Dataset records

# # # #

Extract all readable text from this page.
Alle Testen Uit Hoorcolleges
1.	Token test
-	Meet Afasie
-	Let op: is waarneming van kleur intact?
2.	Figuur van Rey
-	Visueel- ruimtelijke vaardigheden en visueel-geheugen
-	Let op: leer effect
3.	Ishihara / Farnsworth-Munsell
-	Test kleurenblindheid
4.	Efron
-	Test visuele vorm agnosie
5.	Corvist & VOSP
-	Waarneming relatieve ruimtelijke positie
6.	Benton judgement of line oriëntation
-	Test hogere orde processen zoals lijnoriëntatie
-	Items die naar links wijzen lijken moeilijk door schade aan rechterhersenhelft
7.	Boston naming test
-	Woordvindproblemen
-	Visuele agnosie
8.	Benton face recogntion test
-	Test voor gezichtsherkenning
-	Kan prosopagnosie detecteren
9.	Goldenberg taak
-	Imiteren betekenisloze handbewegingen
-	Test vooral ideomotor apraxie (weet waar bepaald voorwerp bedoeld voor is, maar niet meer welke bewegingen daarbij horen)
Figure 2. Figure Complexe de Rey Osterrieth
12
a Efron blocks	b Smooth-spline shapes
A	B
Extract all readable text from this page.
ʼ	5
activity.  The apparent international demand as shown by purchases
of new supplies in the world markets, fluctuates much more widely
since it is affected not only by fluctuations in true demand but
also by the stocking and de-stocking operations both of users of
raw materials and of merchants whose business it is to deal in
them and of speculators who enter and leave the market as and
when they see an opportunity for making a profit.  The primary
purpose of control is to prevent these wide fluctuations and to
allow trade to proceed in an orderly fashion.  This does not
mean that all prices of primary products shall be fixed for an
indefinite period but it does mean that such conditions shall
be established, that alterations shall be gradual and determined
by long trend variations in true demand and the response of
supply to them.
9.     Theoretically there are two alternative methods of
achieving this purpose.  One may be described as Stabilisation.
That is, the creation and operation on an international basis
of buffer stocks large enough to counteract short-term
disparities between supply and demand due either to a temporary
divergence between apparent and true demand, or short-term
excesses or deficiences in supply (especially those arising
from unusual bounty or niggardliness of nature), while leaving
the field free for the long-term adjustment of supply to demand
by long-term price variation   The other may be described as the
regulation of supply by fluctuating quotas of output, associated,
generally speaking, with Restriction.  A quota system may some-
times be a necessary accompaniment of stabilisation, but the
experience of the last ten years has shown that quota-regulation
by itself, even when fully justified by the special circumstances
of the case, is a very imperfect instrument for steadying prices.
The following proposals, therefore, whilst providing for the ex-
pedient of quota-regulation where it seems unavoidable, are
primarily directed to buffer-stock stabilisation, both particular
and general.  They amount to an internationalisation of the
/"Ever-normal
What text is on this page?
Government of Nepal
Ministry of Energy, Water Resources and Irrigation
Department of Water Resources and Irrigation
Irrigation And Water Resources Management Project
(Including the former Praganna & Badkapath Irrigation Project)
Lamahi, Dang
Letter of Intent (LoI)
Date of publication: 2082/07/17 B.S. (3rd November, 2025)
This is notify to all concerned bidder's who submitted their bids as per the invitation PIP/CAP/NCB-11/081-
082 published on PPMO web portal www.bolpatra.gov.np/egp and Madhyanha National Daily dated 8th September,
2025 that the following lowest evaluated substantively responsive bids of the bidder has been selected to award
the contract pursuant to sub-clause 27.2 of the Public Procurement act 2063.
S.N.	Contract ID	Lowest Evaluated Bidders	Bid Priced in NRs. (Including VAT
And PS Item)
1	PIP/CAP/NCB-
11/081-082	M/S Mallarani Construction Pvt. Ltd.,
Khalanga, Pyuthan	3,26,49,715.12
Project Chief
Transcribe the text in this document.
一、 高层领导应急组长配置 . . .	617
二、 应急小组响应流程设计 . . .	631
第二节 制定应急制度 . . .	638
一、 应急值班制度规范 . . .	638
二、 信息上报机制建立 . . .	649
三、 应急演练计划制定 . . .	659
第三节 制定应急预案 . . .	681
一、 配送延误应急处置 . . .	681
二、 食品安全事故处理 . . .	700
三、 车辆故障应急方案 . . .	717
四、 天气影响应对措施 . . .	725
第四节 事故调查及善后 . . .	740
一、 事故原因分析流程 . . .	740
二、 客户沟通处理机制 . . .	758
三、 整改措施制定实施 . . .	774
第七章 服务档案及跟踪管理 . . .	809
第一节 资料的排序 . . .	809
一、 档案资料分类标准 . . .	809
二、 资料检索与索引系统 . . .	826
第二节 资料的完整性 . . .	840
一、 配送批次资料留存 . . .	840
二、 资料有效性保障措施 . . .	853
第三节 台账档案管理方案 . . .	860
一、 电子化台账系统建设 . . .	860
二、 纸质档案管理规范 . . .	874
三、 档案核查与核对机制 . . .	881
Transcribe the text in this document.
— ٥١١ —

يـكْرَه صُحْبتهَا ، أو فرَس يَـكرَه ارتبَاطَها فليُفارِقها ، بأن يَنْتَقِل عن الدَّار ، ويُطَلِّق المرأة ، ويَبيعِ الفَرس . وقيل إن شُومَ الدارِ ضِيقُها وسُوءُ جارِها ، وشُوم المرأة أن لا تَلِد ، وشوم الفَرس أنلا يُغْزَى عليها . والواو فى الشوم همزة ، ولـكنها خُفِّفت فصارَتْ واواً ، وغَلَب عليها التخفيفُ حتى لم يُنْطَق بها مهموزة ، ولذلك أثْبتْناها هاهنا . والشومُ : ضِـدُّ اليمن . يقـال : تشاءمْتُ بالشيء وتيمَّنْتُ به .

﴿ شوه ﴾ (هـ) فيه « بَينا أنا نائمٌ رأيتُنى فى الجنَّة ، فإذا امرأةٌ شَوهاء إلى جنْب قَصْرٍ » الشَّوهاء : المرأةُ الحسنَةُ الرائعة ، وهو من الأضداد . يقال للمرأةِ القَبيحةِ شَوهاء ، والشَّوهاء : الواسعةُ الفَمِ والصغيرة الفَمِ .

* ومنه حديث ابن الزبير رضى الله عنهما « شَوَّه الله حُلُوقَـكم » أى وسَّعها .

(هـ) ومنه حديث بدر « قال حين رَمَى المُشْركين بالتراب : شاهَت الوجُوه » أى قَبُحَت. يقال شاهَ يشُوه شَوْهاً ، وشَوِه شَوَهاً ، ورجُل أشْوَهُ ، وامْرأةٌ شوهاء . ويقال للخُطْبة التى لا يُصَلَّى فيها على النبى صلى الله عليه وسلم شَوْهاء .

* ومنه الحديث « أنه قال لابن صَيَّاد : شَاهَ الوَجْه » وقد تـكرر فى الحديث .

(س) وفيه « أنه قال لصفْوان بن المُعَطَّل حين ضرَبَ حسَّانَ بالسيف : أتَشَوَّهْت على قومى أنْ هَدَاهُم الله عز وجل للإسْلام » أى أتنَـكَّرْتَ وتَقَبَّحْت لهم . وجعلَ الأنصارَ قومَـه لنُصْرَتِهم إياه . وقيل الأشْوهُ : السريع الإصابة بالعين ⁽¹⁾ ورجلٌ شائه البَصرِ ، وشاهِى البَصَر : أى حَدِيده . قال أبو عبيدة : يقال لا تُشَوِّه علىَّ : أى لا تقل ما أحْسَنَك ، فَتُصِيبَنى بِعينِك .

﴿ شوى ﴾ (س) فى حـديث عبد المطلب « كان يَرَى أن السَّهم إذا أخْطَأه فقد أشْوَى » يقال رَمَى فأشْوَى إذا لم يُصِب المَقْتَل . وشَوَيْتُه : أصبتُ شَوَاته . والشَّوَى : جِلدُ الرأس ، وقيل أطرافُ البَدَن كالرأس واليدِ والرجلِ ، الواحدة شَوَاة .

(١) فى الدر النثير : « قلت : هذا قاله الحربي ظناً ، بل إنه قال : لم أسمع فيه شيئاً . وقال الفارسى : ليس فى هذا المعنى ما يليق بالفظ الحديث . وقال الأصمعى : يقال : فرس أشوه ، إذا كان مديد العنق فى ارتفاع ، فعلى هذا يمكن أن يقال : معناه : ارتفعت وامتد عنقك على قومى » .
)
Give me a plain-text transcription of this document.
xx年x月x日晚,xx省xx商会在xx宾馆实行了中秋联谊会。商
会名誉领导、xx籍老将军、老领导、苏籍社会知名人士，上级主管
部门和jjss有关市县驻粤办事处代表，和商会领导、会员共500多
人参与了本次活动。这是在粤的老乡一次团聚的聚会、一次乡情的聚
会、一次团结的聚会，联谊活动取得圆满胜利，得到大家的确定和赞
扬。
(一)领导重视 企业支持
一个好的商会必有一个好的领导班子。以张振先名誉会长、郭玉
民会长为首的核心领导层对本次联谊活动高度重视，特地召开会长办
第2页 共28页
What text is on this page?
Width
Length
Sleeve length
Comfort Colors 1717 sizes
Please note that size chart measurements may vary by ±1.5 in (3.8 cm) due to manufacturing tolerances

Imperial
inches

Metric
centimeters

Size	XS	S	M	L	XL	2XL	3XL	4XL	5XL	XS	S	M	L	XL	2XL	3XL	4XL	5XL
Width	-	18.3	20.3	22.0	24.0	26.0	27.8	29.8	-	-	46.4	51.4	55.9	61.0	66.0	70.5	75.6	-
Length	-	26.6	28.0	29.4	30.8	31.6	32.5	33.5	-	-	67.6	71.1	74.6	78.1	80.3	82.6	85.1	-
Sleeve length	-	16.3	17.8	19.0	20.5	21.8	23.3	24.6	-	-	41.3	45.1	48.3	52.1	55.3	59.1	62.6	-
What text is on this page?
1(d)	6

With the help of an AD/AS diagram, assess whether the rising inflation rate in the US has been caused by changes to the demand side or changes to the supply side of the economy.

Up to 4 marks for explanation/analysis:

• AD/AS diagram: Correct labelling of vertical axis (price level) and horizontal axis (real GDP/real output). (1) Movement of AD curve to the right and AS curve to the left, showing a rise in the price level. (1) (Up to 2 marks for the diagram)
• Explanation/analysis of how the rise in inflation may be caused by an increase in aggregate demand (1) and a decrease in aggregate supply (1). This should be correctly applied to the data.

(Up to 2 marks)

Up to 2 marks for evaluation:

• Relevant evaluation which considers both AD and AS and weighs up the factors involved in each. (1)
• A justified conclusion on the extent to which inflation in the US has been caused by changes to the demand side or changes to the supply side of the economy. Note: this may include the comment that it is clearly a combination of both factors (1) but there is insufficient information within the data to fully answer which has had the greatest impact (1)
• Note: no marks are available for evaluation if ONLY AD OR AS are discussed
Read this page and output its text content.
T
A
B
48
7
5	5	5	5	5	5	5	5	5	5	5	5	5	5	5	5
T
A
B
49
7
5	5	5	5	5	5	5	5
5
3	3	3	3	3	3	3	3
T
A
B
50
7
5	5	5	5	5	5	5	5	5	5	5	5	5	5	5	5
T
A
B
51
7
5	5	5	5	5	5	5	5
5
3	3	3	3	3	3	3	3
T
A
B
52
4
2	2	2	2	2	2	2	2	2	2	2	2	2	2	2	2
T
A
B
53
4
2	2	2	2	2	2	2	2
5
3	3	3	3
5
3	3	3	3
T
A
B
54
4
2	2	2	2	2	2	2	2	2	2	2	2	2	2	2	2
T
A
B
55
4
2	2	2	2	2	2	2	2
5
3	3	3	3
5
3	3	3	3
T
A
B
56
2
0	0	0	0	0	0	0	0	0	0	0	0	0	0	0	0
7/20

# # # #

Written instruction
Isolate the lines that hold the word "supply" and copy all of them.

Solution to this task
supply to them.
disparities between supply and demand due either to a temporary
excesses or deficiences in supply (especially those arising
the field free for the long-term adjustment of supply to demand
regulation of supply by fluctuating quotas of output, associated,
With the help of an AD/AS diagram, assess whether the rising inflation rate in the US has been caused by changes to the demand side or changes to the supply side of the economy.
• Explanation/analysis of how the rise in inflation may be caused by an increase in aggregate demand (1) and a decrease in aggregate supply (1). This should be correctly applied to the data.
• A justified conclusion on the extent to which inflation in the US has been caused by changes to the demand side or changes to the supply side of the economy. Note: this may include the comment that it is clearly a combination of both factors (1) but there is insufficient information within the data to fully answer which has had the greatest impact (1)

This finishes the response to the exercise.